◆ What the task asks
Reproduce every line of the listing as written, apart from the pictures.

=-=-=-=-=

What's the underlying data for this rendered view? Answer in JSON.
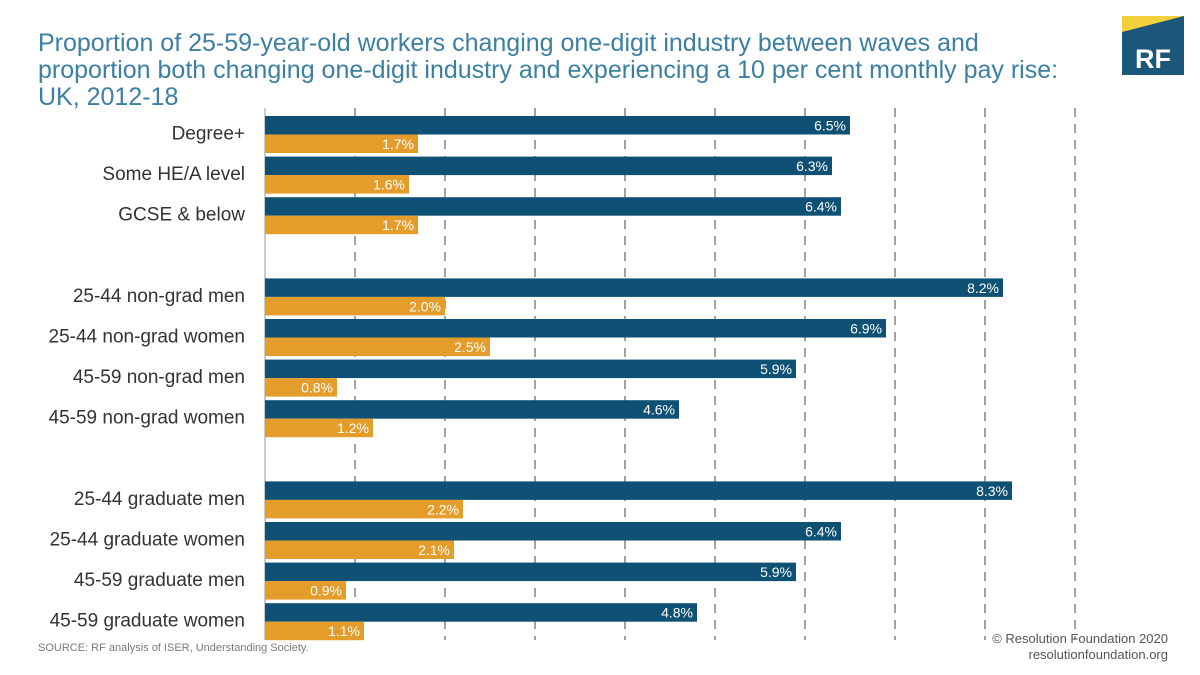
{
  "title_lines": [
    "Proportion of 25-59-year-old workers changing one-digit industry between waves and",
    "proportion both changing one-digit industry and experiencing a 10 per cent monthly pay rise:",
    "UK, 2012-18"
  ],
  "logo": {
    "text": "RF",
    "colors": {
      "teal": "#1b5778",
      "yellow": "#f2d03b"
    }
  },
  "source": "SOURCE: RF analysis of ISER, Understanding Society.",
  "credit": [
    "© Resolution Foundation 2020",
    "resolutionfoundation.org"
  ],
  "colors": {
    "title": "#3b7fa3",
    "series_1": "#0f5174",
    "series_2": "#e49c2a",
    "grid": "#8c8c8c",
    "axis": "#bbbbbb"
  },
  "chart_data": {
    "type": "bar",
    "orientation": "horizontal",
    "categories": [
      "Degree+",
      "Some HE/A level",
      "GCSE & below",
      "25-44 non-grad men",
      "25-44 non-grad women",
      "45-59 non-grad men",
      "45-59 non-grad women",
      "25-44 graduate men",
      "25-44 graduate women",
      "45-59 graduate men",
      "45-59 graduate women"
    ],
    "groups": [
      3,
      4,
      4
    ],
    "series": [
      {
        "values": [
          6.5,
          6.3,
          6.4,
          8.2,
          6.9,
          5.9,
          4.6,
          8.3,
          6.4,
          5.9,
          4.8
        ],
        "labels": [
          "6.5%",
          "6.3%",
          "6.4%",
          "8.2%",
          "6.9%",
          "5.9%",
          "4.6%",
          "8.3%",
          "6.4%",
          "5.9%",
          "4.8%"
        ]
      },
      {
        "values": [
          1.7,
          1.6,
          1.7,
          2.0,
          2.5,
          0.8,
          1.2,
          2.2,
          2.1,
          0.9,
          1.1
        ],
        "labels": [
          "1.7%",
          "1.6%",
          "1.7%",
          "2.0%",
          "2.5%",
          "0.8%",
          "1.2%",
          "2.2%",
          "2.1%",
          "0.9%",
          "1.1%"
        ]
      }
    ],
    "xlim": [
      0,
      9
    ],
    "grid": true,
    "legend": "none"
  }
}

=-=-=-=-=

◆ Task solution
What's the underlying data for this rendered view? Answer in JSON.
{
  "title_lines": [
    "Proportion of 25-59-year-old workers changing one-digit industry between waves and",
    "proportion both changing one-digit industry and experiencing a 10 per cent monthly pay rise:",
    "UK, 2012-18"
  ],
  "logo": {
    "text": "RF",
    "colors": {
      "teal": "#1b5778",
      "yellow": "#f2d03b"
    }
  },
  "source": "SOURCE: RF analysis of ISER, Understanding Society.",
  "credit": [
    "© Resolution Foundation 2020",
    "resolutionfoundation.org"
  ],
  "colors": {
    "title": "#3b7fa3",
    "series_1": "#0f5174",
    "series_2": "#e49c2a",
    "grid": "#8c8c8c",
    "axis": "#bbbbbb"
  },
  "chart_data": {
    "type": "bar",
    "orientation": "horizontal",
    "categories": [
      "Degree+",
      "Some HE/A level",
      "GCSE & below",
      "25-44 non-grad men",
      "25-44 non-grad women",
      "45-59 non-grad men",
      "45-59 non-grad women",
      "25-44 graduate men",
      "25-44 graduate women",
      "45-59 graduate men",
      "45-59 graduate women"
    ],
    "groups": [
      3,
      4,
      4
    ],
    "series": [
      {
        "values": [
          6.5,
          6.3,
          6.4,
          8.2,
          6.9,
          5.9,
          4.6,
          8.3,
          6.4,
          5.9,
          4.8
        ],
        "labels": [
          "6.5%",
          "6.3%",
          "6.4%",
          "8.2%",
          "6.9%",
          "5.9%",
          "4.6%",
          "8.3%",
          "6.4%",
          "5.9%",
          "4.8%"
        ]
      },
      {
        "values": [
          1.7,
          1.6,
          1.7,
          2.0,
          2.5,
          0.8,
          1.2,
          2.2,
          2.1,
          0.9,
          1.1
        ],
        "labels": [
          "1.7%",
          "1.6%",
          "1.7%",
          "2.0%",
          "2.5%",
          "0.8%",
          "1.2%",
          "2.2%",
          "2.1%",
          "0.9%",
          "1.1%"
        ]
      }
    ],
    "xlim": [
      0,
      9
    ],
    "grid": true,
    "legend": "none"
  }
}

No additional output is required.